### Given instruction
Output every line exactly as written. Leave out pictures.

++++++++++++++++++++

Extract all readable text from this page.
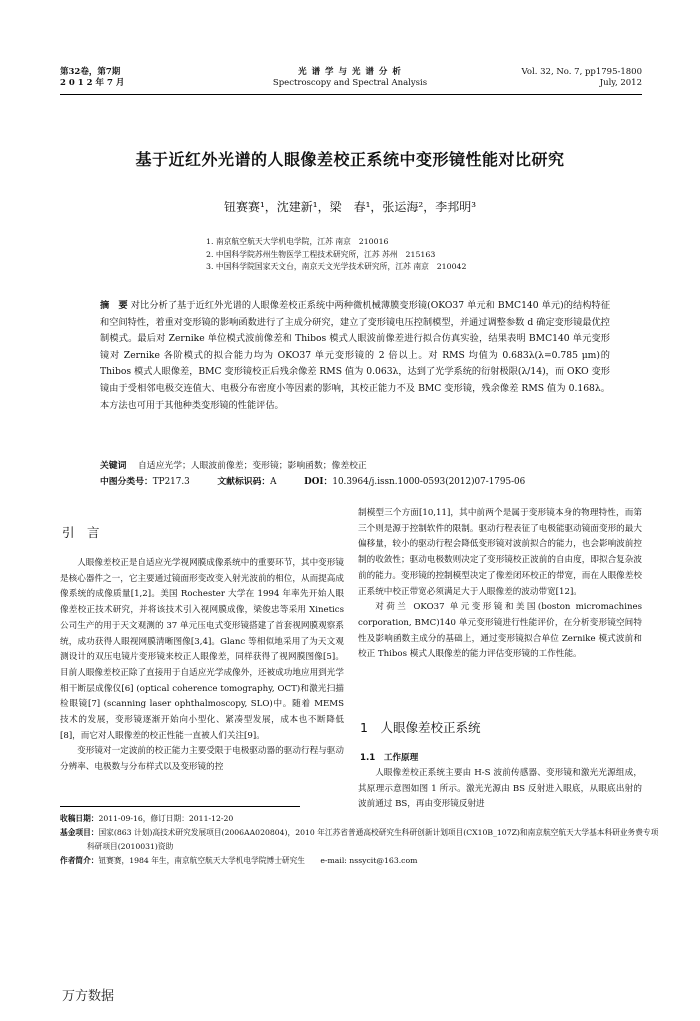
第32卷，第7期
2 0 1 2 年 7 月
光 谱 学 与 光 谱 分 析
Spectroscopy and Spectral Analysis
Vol. 32, No. 7, pp1795-1800
July, 2012
基于近红外光谱的人眼像差校正系统中变形镜性能对比研究
钮赛赛¹，沈建新¹，梁　春¹，张运海²，李邦明³
1. 南京航空航天大学机电学院，江苏 南京　210016
2. 中国科学院苏州生物医学工程技术研究所，江苏 苏州　215163
3. 中国科学院国家天文台，南京天文光学技术研究所，江苏 南京　210042
摘　要 对比分析了基于近红外光谱的人眼像差校正系统中两种微机械薄膜变形镜(OKO37 单元和 BMC140 单元)的结构特征和空间特性，着重对变形镜的影响函数进行了主成分研究，建立了变形镜电压控制模型，并通过调整参数 d 确定变形镜最优控制模式。最后对 Zernike 单位模式波前像差和 Thibos 模式人眼波前像差进行拟合仿真实验，结果表明 BMC140 单元变形镜对 Zernike 各阶模式的拟合能力均为 OKO37 单元变形镜的 2 倍以上。对 RMS 均值为 0.683λ(λ=0.785 μm)的 Thibos 模式人眼像差，BMC 变形镜校正后残余像差 RMS 值为 0.063λ，达到了光学系统的衍射极限(λ/14)，而 OKO 变形镜由于受相邻电极交连值大、电极分布密度小等因素的影响，其校正能力不及 BMC 变形镜，残余像差 RMS 值为 0.168λ。本方法也可用于其他种类变形镜的性能评估。
关键词　 自适应光学；人眼波前像差；变形镜；影响函数；像差校正
中图分类号：TP217.3	文献标识码：A	DOI：10.3964/j.issn.1000-0593(2012)07-1795-06
引　言

人眼像差校正是自适应光学视网膜成像系统中的重要环节，其中变形镜是核心器件之一，它主要通过镜面形变改变入射光波前的相位，从而提高成像系统的成像质量[1,2]。美国 Rochester 大学在 1994 年率先开始人眼像差校正技术研究，并将该技术引入视网膜成像，梁俊忠等采用 Xinetics 公司生产的用于天文观测的 37 单元压电式变形镜搭建了首套视网膜观察系统，成功获得人眼视网膜清晰图像[3,4]。Glanc 等相似地采用了为天文观测设计的双压电镜片变形镜来校正人眼像差，同样获得了视网膜图像[5]。目前人眼像差校正除了直接用于自适应光学成像外，还被成功地应用到光学相干断层成像仪[6] (optical coherence tomography, OCT)和激光扫描检眼镜[7] (scanning laser ophthalmoscopy, SLO)中。随着 MEMS 技术的发展，变形镜逐渐开始向小型化、紧凑型发展，成本也不断降低[8]，而它对人眼像差的校正性能一直被人们关注[9]。

变形镜对一定波前的校正能力主要受限于电极驱动器的驱动行程与驱动分辨率、电极数与分布样式以及变形镜的控

制模型三个方面[10,11]，其中前两个是属于变形镜本身的物理特性，而第三个则是源于控制软件的限制。驱动行程表征了电极能驱动镜面变形的最大偏移量，较小的驱动行程会降低变形镜对波前拟合的能力，也会影响波前控制的收敛性；驱动电极数则决定了变形镜校正波前的自由度，即拟合复杂波前的能力。变形镜的控制模型决定了像差闭环校正的带宽，而在人眼像差校正系统中校正带宽必须满足大于人眼像差的波动带宽[12]。

对荷兰 OKO37 单元变形镜和美国(boston micromachines corporation, BMC)140 单元变形镜进行性能评价，在分析变形镜空间特性及影响函数主成分的基础上，通过变形镜拟合单位 Zernike 模式波前和校正 Thibos 模式人眼像差的能力评估变形镜的工作性能。

1　人眼像差校正系统
1.1　工作原理

人眼像差校正系统主要由 H-S 波前传感器、变形镜和激光光源组成，其原理示意图如图 1 所示。激光光源由 BS 反射进入眼底，从眼底出射的波前通过 BS，再由变形镜反射进

收稿日期：2011-09-16，修订日期：2011-12-20
基金项目：国家(863 计划)高技术研究发展项目(2006AA020804)，2010 年江苏省普通高校研究生科研创新计划项目(CX10B_107Z)和南京航空航天大学基本科研业务费专项科研项目(2010031)资助
作者简介：钮赛赛，1984 年生，南京航空航天大学机电学院博士研究生　　e-mail: nssycit@163.com
万方数据
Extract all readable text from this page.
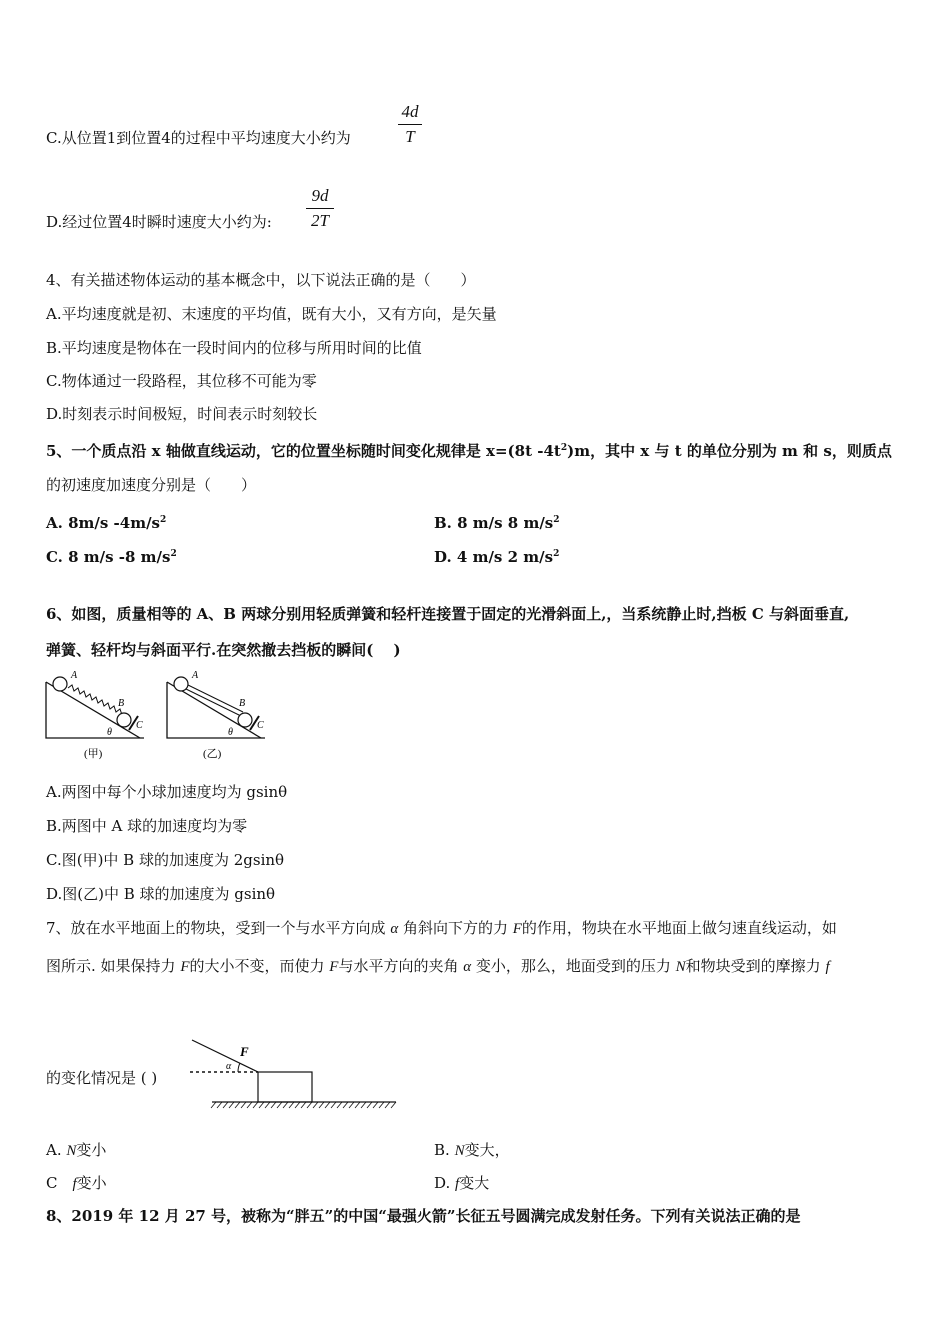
C.从位置1到位置4的过程中平均速度大小约为
4d
T
D.经过位置4时瞬时速度大小约为:
9d
2T
4、有关描述物体运动的基本概念中，以下说法正确的是（　　）
A.平均速度就是初、末速度的平均值，既有大小，又有方向，是矢量
B.平均速度是物体在一段时间内的位移与所用时间的比值
C.物体通过一段路程，其位移不可能为零
D.时刻表示时间极短，时间表示时刻较长
5、一个质点沿 x 轴做直线运动，它的位置坐标随时间变化规律是 x=(8t $-4t^2)m$，其中 x 与 t 的单位分别为 m 和 s，则质点
的初速度加速度分别是（　　）
A. 8m/s $-4m/s^2$	B. 8 m/s 8 $m/s^2$
C. 8 m/s -8 $m/s^2$	D. 4 m/s 2 $m/s^2$
6、如图，质量相等的 A、B 两球分别用轻质弹簧和轻杆连接置于固定的光滑斜面上,，当系统静止时,挡板 C 与斜面垂直,
弹簧、轻杆均与斜面平行.在突然撤去挡板的瞬间(　 )
A
B
C
θ
(甲)
A
B
C
θ
(乙)
A.两图中每个小球加速度均为 gsinθ
B.两图中 A 球的加速度均为零
C.图(甲)中 B 球的加速度为 2gsinθ
D.图(乙)中 B 球的加速度为 gsinθ
7、放在水平地面上的物块，受到一个与水平方向成 α 角斜向下方的力 F的作用，物块在水平地面上做匀速直线运动，如
图所示. 如果保持力 F的大小不变，而使力 F与水平方向的夹角 α 变小，那么，地面受到的压力 N和物块受到的摩擦力 f
的变化情况是 ( )
F
α
A. N变小	B. N变大，
C　f变小	D. f变大
8、2019 年 12 月 27 号，被称为“胖五”的中国“最强火箭”长征五号圆满完成发射任务。下列有关说法正确的是
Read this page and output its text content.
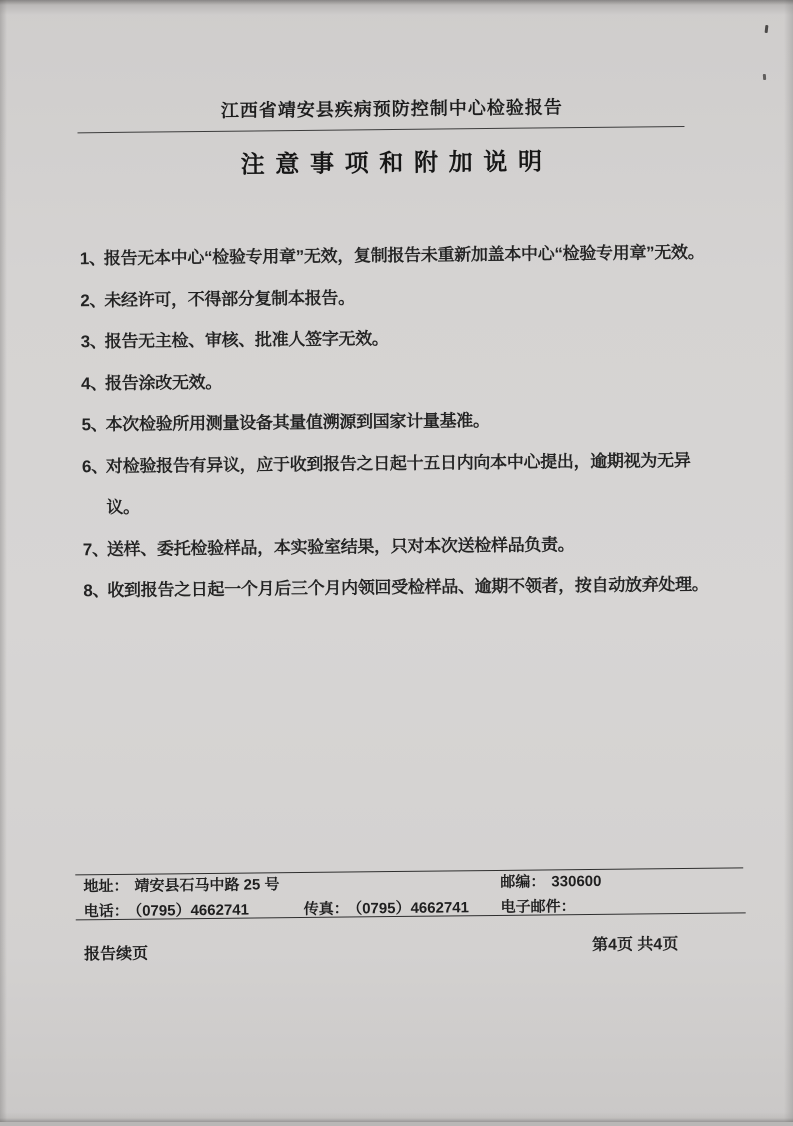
江西省靖安县疾病预防控制中心检验报告
注 意 事 项 和 附 加 说 明
1、
报告无本中心“检验专用章”无效，复制报告未重新加盖本中心“检验专用章”无效。
2、
未经许可，不得部分复制本报告。
3、
报告无主检、审核、批准人签字无效。
4、
报告涂改无效。
5、
本次检验所用测量设备其量值溯源到国家计量基准。
6、
对检验报告有异议，应于收到报告之日起十五日内向本中心提出，逾期视为无异议。
7、
送样、委托检验样品，本实验室结果，只对本次送检样品负责。
8、
收到报告之日起一个月后三个月内领回受检样品、逾期不领者，按自动放弃处理。
地址： 靖安县石马中路 25 号	邮编： 330600
电话： （0795）4662741	传真： （0795）4662741 电子邮件：
报告续页
第4页 共4页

++++++++++++++++++++

### Full output
Extract all readable text from this page.
第32卷，第7期
2 0 1 2 年 7 月
光 谱 学 与 光 谱 分 析
Spectroscopy and Spectral Analysis
Vol. 32, No. 7, pp1795-1800
July, 2012
基于近红外光谱的人眼像差校正系统中变形镜性能对比研究
钮赛赛¹，沈建新¹，梁　春¹，张运海²，李邦明³
1. 南京航空航天大学机电学院，江苏 南京　210016
2. 中国科学院苏州生物医学工程技术研究所，江苏 苏州　215163
3. 中国科学院国家天文台，南京天文光学技术研究所，江苏 南京　210042
摘　要 对比分析了基于近红外光谱的人眼像差校正系统中两种微机械薄膜变形镜(OKO37 单元和 BMC140 单元)的结构特征和空间特性，着重对变形镜的影响函数进行了主成分研究，建立了变形镜电压控制模型，并通过调整参数 d 确定变形镜最优控制模式。最后对 Zernike 单位模式波前像差和 Thibos 模式人眼波前像差进行拟合仿真实验，结果表明 BMC140 单元变形镜对 Zernike 各阶模式的拟合能力均为 OKO37 单元变形镜的 2 倍以上。对 RMS 均值为 0.683λ(λ=0.785 μm)的 Thibos 模式人眼像差，BMC 变形镜校正后残余像差 RMS 值为 0.063λ，达到了光学系统的衍射极限(λ/14)，而 OKO 变形镜由于受相邻电极交连值大、电极分布密度小等因素的影响，其校正能力不及 BMC 变形镜，残余像差 RMS 值为 0.168λ。本方法也可用于其他种类变形镜的性能评估。
关键词　 自适应光学；人眼波前像差；变形镜；影响函数；像差校正
中图分类号：TP217.3	文献标识码：A	DOI：10.3964/j.issn.1000-0593(2012)07-1795-06
引　言

人眼像差校正是自适应光学视网膜成像系统中的重要环节，其中变形镜是核心器件之一，它主要通过镜面形变改变入射光波前的相位，从而提高成像系统的成像质量[1,2]。美国 Rochester 大学在 1994 年率先开始人眼像差校正技术研究，并将该技术引入视网膜成像，梁俊忠等采用 Xinetics 公司生产的用于天文观测的 37 单元压电式变形镜搭建了首套视网膜观察系统，成功获得人眼视网膜清晰图像[3,4]。Glanc 等相似地采用了为天文观测设计的双压电镜片变形镜来校正人眼像差，同样获得了视网膜图像[5]。目前人眼像差校正除了直接用于自适应光学成像外，还被成功地应用到光学相干断层成像仪[6] (optical coherence tomography, OCT)和激光扫描检眼镜[7] (scanning laser ophthalmoscopy, SLO)中。随着 MEMS 技术的发展，变形镜逐渐开始向小型化、紧凑型发展，成本也不断降低[8]，而它对人眼像差的校正性能一直被人们关注[9]。

变形镜对一定波前的校正能力主要受限于电极驱动器的驱动行程与驱动分辨率、电极数与分布样式以及变形镜的控

制模型三个方面[10,11]，其中前两个是属于变形镜本身的物理特性，而第三个则是源于控制软件的限制。驱动行程表征了电极能驱动镜面变形的最大偏移量，较小的驱动行程会降低变形镜对波前拟合的能力，也会影响波前控制的收敛性；驱动电极数则决定了变形镜校正波前的自由度，即拟合复杂波前的能力。变形镜的控制模型决定了像差闭环校正的带宽，而在人眼像差校正系统中校正带宽必须满足大于人眼像差的波动带宽[12]。

对荷兰 OKO37 单元变形镜和美国(boston micromachines corporation, BMC)140 单元变形镜进行性能评价，在分析变形镜空间特性及影响函数主成分的基础上，通过变形镜拟合单位 Zernike 模式波前和校正 Thibos 模式人眼像差的能力评估变形镜的工作性能。

1　人眼像差校正系统
1.1　工作原理

人眼像差校正系统主要由 H-S 波前传感器、变形镜和激光光源组成，其原理示意图如图 1 所示。激光光源由 BS 反射进入眼底，从眼底出射的波前通过 BS，再由变形镜反射进

收稿日期：2011-09-16，修订日期：2011-12-20
基金项目：国家(863 计划)高技术研究发展项目(2006AA020804)，2010 年江苏省普通高校研究生科研创新计划项目(CX10B_107Z)和南京航空航天大学基本科研业务费专项科研项目(2010031)资助
作者简介：钮赛赛，1984 年生，南京航空航天大学机电学院博士研究生　　e-mail: nssycit@163.com
万方数据
Extract all readable text from this page.
C.从位置1到位置4的过程中平均速度大小约为
4d
T
D.经过位置4时瞬时速度大小约为:
9d
2T
4、有关描述物体运动的基本概念中，以下说法正确的是（　　）
A.平均速度就是初、末速度的平均值，既有大小，又有方向，是矢量
B.平均速度是物体在一段时间内的位移与所用时间的比值
C.物体通过一段路程，其位移不可能为零
D.时刻表示时间极短，时间表示时刻较长
5、一个质点沿 x 轴做直线运动，它的位置坐标随时间变化规律是 x=(8t $-4t^2)m$，其中 x 与 t 的单位分别为 m 和 s，则质点
的初速度加速度分别是（　　）
A. 8m/s $-4m/s^2$	B. 8 m/s 8 $m/s^2$
C. 8 m/s -8 $m/s^2$	D. 4 m/s 2 $m/s^2$
6、如图，质量相等的 A、B 两球分别用轻质弹簧和轻杆连接置于固定的光滑斜面上,，当系统静止时,挡板 C 与斜面垂直,
弹簧、轻杆均与斜面平行.在突然撤去挡板的瞬间(　 )
A
B
C
θ
(甲)
A
B
C
θ
(乙)
A.两图中每个小球加速度均为 gsinθ
B.两图中 A 球的加速度均为零
C.图(甲)中 B 球的加速度为 2gsinθ
D.图(乙)中 B 球的加速度为 gsinθ
7、放在水平地面上的物块，受到一个与水平方向成 α 角斜向下方的力 F的作用，物块在水平地面上做匀速直线运动，如
图所示. 如果保持力 F的大小不变，而使力 F与水平方向的夹角 α 变小，那么，地面受到的压力 N和物块受到的摩擦力 f
的变化情况是 ( )
F
α
A. N变小	B. N变大，
C　f变小	D. f变大
8、2019 年 12 月 27 号，被称为“胖五”的中国“最强火箭”长征五号圆满完成发射任务。下列有关说法正确的是
Read this page and output its text content.
江西省靖安县疾病预防控制中心检验报告
注 意 事 项 和 附 加 说 明
1、
报告无本中心“检验专用章”无效，复制报告未重新加盖本中心“检验专用章”无效。
2、
未经许可，不得部分复制本报告。
3、
报告无主检、审核、批准人签字无效。
4、
报告涂改无效。
5、
本次检验所用测量设备其量值溯源到国家计量基准。
6、
对检验报告有异议，应于收到报告之日起十五日内向本中心提出，逾期视为无异议。
7、
送样、委托检验样品，本实验室结果，只对本次送检样品负责。
8、
收到报告之日起一个月后三个月内领回受检样品、逾期不领者，按自动放弃处理。
地址： 靖安县石马中路 25 号	邮编： 330600
电话： （0795）4662741	传真： （0795）4662741 电子邮件：
报告续页
第4页 共4页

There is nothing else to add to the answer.